OBJECTIVE 1
In the text about Jimmy Johnson, replace "band" with "group" and give the passage from "That's how Allan" to "What else indeed..?" again.

That's how Allan Holdsworth describes Jimmy Johnson: "I can't think of anybody else on the planet I'd rather have play bass, because of the way he thinks and feels about the instrument. The way he defines the role in this band, and in anything I've ever heard him do, is just awesome. It's the function of the bass taken to the maximum, and I just love it. What else can I say?" What else indeed..?
Born in Minneapolis USA Jimmy Johnson has been a professional musician since 1969. He comes from a strong musical background, his father being a bass player in the Minnesota
Orchestra while his mother teaches piano. Although he started playing bass around the age of eleven - when his mother would sometimes write notes to his school Principal so he could get out to do sessions - his first instrument was the piano. He then studied clarinet, as he says "legit", and although he never actually 'studied' on bass guitar he feels his clarinet lessons rubbed off. Jimmy says: '1 think linearly because of my clarinet training - that's a melody instrument if ever there was one - and I think a lot of that transferred over. I'm not really trained enough to know which scales are supposed to fit where. People say: "'Well, you're playing a half demolished something or other scale there' and I say: 'Really?' Rut it's just by ear - I'm just trying to play melodies that hold together".

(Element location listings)
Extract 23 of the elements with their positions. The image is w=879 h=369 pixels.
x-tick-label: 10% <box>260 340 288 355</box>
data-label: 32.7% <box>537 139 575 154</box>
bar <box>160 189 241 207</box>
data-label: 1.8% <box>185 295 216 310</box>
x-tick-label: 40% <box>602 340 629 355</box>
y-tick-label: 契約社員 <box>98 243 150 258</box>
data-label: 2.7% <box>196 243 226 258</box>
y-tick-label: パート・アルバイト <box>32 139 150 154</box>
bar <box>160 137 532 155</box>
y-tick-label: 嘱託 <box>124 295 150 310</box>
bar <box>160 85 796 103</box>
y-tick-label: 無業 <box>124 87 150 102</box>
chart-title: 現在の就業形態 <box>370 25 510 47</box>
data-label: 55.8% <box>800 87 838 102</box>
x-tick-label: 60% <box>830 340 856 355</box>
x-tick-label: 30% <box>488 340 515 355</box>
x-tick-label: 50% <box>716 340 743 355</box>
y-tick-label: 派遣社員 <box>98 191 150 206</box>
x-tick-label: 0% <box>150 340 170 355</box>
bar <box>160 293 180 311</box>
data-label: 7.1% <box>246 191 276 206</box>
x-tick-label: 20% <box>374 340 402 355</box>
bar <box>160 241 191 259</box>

OBJECTIVE 2
Repeat the records exactly, from their first line to the line with "y-tick-label: 無業 <box>124 87 150 102</box>", with both of those lines included.

ANSWER 1
That's how Allan Holdsworth describes Jimmy Johnson: "I can't think of anybody else on the planet I'd rather have play bass, because of the way he thinks and feels about the instrument. The way he defines the role in this group, and in anything I've ever heard him do, is just awesome. It's the function of the bass taken to the maximum, and I just love it. What else can I say?" What else indeed..?

ANSWER 2
Extract 23 of the elements with their positions. The image is w=879 h=369 pixels.
x-tick-label: 10% <box>260 340 288 355</box>
data-label: 32.7% <box>537 139 575 154</box>
bar <box>160 189 241 207</box>
data-label: 1.8% <box>185 295 216 310</box>
x-tick-label: 40% <box>602 340 629 355</box>
y-tick-label: 契約社員 <box>98 243 150 258</box>
data-label: 2.7% <box>196 243 226 258</box>
y-tick-label: パート・アルバイト <box>32 139 150 154</box>
bar <box>160 137 532 155</box>
y-tick-label: 嘱託 <box>124 295 150 310</box>
bar <box>160 85 796 103</box>
y-tick-label: 無業 <box>124 87 150 102</box>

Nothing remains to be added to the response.